**Problem:** Quote the entries word for word. Omit the pictures.
___ Input records ___
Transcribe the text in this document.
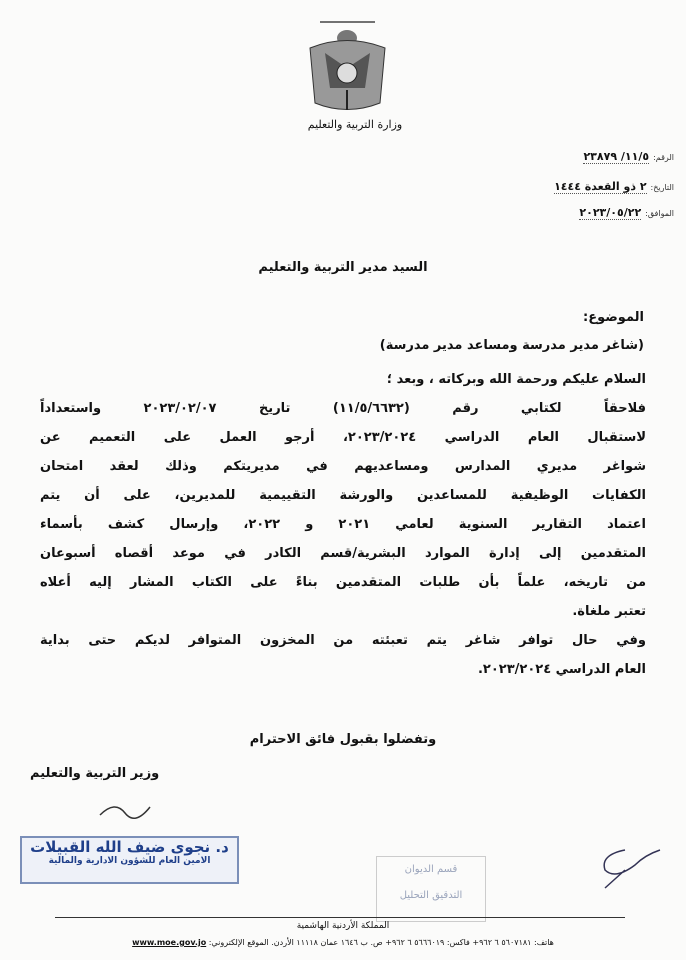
وزارة التربية والتعليم
الرقم:١١/٥/ ٢٣٨٧٩
التاريخ:٢ ذو القعدة ١٤٤٤
الموافق:٢٠٢٣/٠٥/٢٢
السيد مدير التربية والتعليم
الموضوع:
(شاغر مدير مدرسة ومساعد مدير مدرسة)
السلام عليكم ورحمة الله وبركاته ، وبعد ؛
فلاحقاً لكتابي رقم (١١/٥/٦٦٣٢) تاريخ ٢٠٢٣/٠٢/٠٧ واستعداداً
لاستقبال العام الدراسي ٢٠٢٣/٢٠٢٤، أرجو العمل على التعميم عن
شواغر مديري المدارس ومساعديهم في مديريتكم وذلك لعقد امتحان
الكفايات الوظيفية للمساعدين والورشة التقييمية للمديرين، على أن يتم
اعتماد التقارير السنوية لعامي ٢٠٢١ و ٢٠٢٢، وإرسال كشف بأسماء
المتقدمين إلى إدارة الموارد البشرية/قسم الكادر في موعد أقصاه أسبوعان
من تاريخه، علماً بأن طلبات المتقدمين بناءً على الكتاب المشار إليه أعلاه
تعتبر ملغاة.
وفي حال توافر شاغر يتم تعبئته من المخزون المتوافر لديكم حتى بداية
العام الدراسي ٢٠٢٣/٢٠٢٤.
وتفضلوا بقبول فائق الاحترام
وزير التربية والتعليم
د. نجوى ضيف الله القبيلات
الامين العام للشؤون الادارية والمالية
قسم الديوان
التدقيق التحليل
المملكة الأردنية الهاشمية
هاتف: ٥٦٠٧١٨١ ٦ ٩٦٢+ فاكس: ٥٦٦٦٠١٩ ٦ ٩٦٢+ ص. ب ١٦٤٦ عمان ١١١١٨ الأردن. الموقع الإلكتروني: www.moe.gov.jo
___
**Written reply:**
Transcribe the text in this document.
وزارة التربية والتعليم
الرقم:١١/٥/ ٢٣٨٧٩
التاريخ:٢ ذو القعدة ١٤٤٤
الموافق:٢٠٢٣/٠٥/٢٢
السيد مدير التربية والتعليم
الموضوع:
(شاغر مدير مدرسة ومساعد مدير مدرسة)
السلام عليكم ورحمة الله وبركاته ، وبعد ؛
فلاحقاً لكتابي رقم (١١/٥/٦٦٣٢) تاريخ ٢٠٢٣/٠٢/٠٧ واستعداداً
لاستقبال العام الدراسي ٢٠٢٣/٢٠٢٤، أرجو العمل على التعميم عن
شواغر مديري المدارس ومساعديهم في مديريتكم وذلك لعقد امتحان
الكفايات الوظيفية للمساعدين والورشة التقييمية للمديرين، على أن يتم
اعتماد التقارير السنوية لعامي ٢٠٢١ و ٢٠٢٢، وإرسال كشف بأسماء
المتقدمين إلى إدارة الموارد البشرية/قسم الكادر في موعد أقصاه أسبوعان
من تاريخه، علماً بأن طلبات المتقدمين بناءً على الكتاب المشار إليه أعلاه
تعتبر ملغاة.
وفي حال توافر شاغر يتم تعبئته من المخزون المتوافر لديكم حتى بداية
العام الدراسي ٢٠٢٣/٢٠٢٤.
وتفضلوا بقبول فائق الاحترام
وزير التربية والتعليم
د. نجوى ضيف الله القبيلات
الامين العام للشؤون الادارية والمالية
قسم الديوان
التدقيق التحليل
المملكة الأردنية الهاشمية
هاتف: ٥٦٠٧١٨١ ٦ ٩٦٢+ فاكس: ٥٦٦٦٠١٩ ٦ ٩٦٢+ ص. ب ١٦٤٦ عمان ١١١١٨ الأردن. الموقع الإلكتروني: www.moe.gov.jo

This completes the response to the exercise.